— Start of Information supplied —
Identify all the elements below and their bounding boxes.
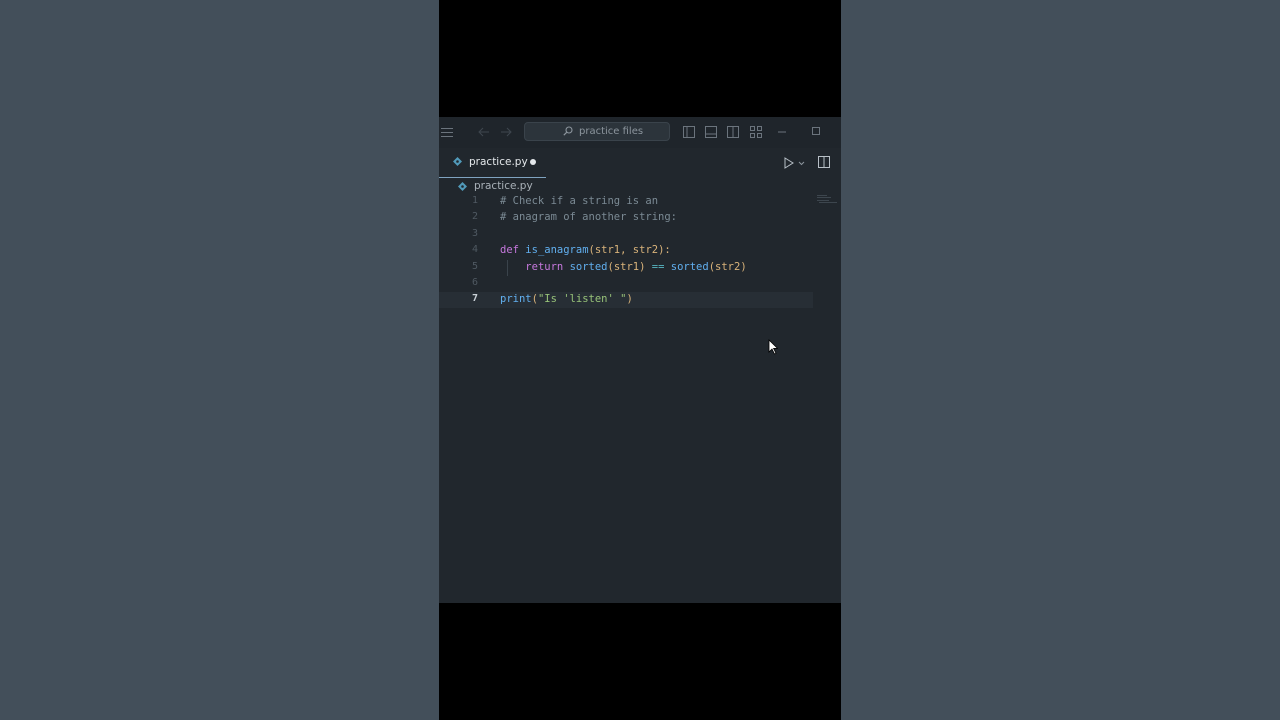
title-bar: practice files — [439, 117, 841, 148]
back-arrow-icon[interactable] — [478, 127, 490, 137]
code-line: 4 def is_anagram(str1, str2): — [439, 243, 841, 259]
customize-layout-icon[interactable] — [750, 126, 762, 138]
menu-icon[interactable] — [441, 128, 453, 137]
code-line: 6 — [439, 276, 841, 292]
tab-practice-py[interactable]: practice.py — [439, 148, 546, 178]
code-text: # Check if a string is an — [500, 195, 659, 207]
code-text: print("Is 'listen' ") — [500, 293, 633, 305]
breadcrumb-file: practice.py — [474, 180, 533, 192]
code-line: 5 return sorted(str1) == sorted(str2) — [439, 260, 841, 276]
minimize-icon[interactable] — [778, 131, 786, 133]
toggle-secondary-sidebar-icon[interactable] — [727, 126, 739, 138]
video-frame: practice files practice.py practice.py 1… — [439, 0, 841, 720]
maximize-icon[interactable] — [812, 127, 820, 135]
line-number: 4 — [471, 244, 478, 255]
line-number: 2 — [471, 211, 478, 222]
code-editor-window: practice files practice.py practice.py 1… — [439, 117, 841, 603]
run-icon[interactable] — [784, 157, 806, 169]
code-line-active: 7 print("Is 'listen' ") — [439, 292, 813, 308]
line-number: 1 — [471, 195, 478, 206]
code-text: def is_anagram(str1, str2): — [500, 244, 671, 256]
line-number: 7 — [471, 293, 478, 304]
python-file-icon — [458, 182, 467, 191]
toggle-primary-sidebar-icon[interactable] — [683, 126, 695, 138]
code-line: 2 # anagram of another string: — [439, 210, 841, 226]
code-line: 3 — [439, 227, 841, 243]
mouse-cursor-icon — [768, 339, 778, 355]
line-number: 5 — [471, 261, 478, 272]
search-placeholder: practice files — [579, 126, 644, 137]
code-line: 1 # Check if a string is an — [439, 194, 841, 210]
command-center-search[interactable]: practice files — [524, 122, 670, 141]
forward-arrow-icon[interactable] — [500, 127, 512, 137]
line-number: 6 — [471, 277, 478, 288]
toggle-panel-icon[interactable] — [705, 126, 717, 138]
editor-tab-bar: practice.py — [439, 148, 841, 178]
tab-label: practice.py — [469, 156, 528, 168]
unsaved-changes-dot[interactable] — [530, 159, 536, 165]
code-text: return sorted(str1) == sorted(str2) — [525, 261, 747, 273]
split-editor-icon[interactable] — [818, 156, 830, 168]
python-file-icon — [453, 157, 462, 166]
search-icon — [563, 126, 573, 136]
code-text: # anagram of another string: — [500, 211, 678, 223]
line-number: 3 — [471, 228, 478, 239]
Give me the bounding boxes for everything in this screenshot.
— End of Information supplied —
**Exercise instructions**
Copy the records from the line with "title-bar: practice files" up to and including the line with "code-line: 5 return", and put "check_anagram" in place of "is_anagram" while keeping everything else the same.

**Result of the exercise**
title-bar: practice files — [439, 117, 841, 148]
back-arrow-icon[interactable] — [478, 127, 490, 137]
code-line: 4 def check_anagram(str1, str2): — [439, 243, 841, 259]
customize-layout-icon[interactable] — [750, 126, 762, 138]
menu-icon[interactable] — [441, 128, 453, 137]
code-line: 6 — [439, 276, 841, 292]
tab-practice-py[interactable]: practice.py — [439, 148, 546, 178]
code-text: # Check if a string is an — [500, 195, 659, 207]
code-text: print("Is 'listen' ") — [500, 293, 633, 305]
breadcrumb-file: practice.py — [474, 180, 533, 192]
code-line: 5 return sorted(str1) == sorted(str2) — [439, 260, 841, 276]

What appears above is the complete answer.